## [DATA SHOWN]
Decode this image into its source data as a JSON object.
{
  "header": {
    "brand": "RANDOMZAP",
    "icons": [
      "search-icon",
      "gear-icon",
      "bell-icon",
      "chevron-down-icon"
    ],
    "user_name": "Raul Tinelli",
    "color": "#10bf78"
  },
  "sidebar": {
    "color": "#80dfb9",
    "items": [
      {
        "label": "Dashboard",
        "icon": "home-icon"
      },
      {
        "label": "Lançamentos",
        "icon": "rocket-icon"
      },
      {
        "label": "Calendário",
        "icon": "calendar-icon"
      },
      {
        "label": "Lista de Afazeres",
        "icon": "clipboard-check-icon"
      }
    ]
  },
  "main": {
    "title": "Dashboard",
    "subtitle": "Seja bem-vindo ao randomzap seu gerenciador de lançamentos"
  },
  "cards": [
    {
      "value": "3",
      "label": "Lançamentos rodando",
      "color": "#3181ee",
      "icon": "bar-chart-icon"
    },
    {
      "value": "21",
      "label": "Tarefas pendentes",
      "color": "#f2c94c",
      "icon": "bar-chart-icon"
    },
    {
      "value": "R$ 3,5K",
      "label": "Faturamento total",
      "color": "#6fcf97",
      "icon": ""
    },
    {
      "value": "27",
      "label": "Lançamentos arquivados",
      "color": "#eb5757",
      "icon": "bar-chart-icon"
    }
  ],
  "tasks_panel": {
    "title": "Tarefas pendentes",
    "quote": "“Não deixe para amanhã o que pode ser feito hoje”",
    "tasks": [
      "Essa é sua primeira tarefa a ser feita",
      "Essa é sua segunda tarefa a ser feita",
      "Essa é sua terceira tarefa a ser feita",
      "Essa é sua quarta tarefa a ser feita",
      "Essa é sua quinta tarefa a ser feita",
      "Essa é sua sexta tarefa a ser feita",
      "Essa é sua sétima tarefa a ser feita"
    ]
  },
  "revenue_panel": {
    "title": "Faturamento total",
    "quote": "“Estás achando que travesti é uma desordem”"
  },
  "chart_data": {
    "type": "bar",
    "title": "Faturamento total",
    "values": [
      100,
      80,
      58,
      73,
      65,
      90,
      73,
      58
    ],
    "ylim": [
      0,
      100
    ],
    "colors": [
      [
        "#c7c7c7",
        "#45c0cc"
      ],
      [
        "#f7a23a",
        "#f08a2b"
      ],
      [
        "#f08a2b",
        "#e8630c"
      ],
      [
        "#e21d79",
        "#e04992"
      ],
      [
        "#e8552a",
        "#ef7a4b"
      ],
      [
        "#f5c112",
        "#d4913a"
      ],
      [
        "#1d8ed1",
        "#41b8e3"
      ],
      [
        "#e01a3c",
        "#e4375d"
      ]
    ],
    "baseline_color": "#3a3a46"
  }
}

--

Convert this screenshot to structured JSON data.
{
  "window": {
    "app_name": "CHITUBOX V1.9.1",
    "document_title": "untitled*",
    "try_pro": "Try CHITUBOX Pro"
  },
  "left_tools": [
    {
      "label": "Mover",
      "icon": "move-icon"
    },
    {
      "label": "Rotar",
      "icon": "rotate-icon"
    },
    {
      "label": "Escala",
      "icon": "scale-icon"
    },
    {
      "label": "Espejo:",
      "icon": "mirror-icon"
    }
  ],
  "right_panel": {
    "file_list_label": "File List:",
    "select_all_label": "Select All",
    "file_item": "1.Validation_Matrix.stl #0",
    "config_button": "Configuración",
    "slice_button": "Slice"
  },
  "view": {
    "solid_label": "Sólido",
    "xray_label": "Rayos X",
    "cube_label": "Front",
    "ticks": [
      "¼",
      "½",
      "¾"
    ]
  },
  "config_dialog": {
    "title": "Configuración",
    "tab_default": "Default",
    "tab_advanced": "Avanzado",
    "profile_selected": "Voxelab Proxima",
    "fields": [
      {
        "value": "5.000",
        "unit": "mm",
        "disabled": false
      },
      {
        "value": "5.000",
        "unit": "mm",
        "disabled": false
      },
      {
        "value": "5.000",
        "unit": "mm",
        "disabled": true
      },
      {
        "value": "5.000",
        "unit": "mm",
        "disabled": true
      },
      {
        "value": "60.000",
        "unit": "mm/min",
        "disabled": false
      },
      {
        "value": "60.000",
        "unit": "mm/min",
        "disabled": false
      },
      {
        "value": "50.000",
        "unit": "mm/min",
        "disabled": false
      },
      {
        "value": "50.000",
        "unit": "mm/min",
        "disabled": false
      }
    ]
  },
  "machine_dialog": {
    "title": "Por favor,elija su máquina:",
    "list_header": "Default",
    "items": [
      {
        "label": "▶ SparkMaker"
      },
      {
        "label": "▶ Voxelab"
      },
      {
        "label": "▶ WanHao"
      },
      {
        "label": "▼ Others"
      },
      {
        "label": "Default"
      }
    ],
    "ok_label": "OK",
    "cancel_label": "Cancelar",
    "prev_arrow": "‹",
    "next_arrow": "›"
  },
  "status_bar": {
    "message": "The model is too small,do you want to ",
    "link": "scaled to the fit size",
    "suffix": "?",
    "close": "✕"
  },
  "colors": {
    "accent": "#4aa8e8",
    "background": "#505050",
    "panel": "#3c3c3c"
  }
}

---

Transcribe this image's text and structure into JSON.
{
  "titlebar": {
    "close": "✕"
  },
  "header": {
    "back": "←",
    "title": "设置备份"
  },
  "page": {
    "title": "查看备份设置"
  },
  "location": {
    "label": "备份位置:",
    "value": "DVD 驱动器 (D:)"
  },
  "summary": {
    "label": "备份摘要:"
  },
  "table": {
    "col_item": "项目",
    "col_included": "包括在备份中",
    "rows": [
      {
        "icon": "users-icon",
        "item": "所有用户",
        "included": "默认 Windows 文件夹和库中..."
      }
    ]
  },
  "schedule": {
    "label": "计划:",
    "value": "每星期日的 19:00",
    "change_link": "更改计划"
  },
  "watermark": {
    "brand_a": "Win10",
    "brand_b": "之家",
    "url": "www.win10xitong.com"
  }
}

## [TASK INSTRUCTIONS]
Look through the data above. Find each line with the string "Configuración" and copy it.

## [OUTPUT FOR THIS TASK]
    "config_button": "Configuración",
    "title": "Configuración",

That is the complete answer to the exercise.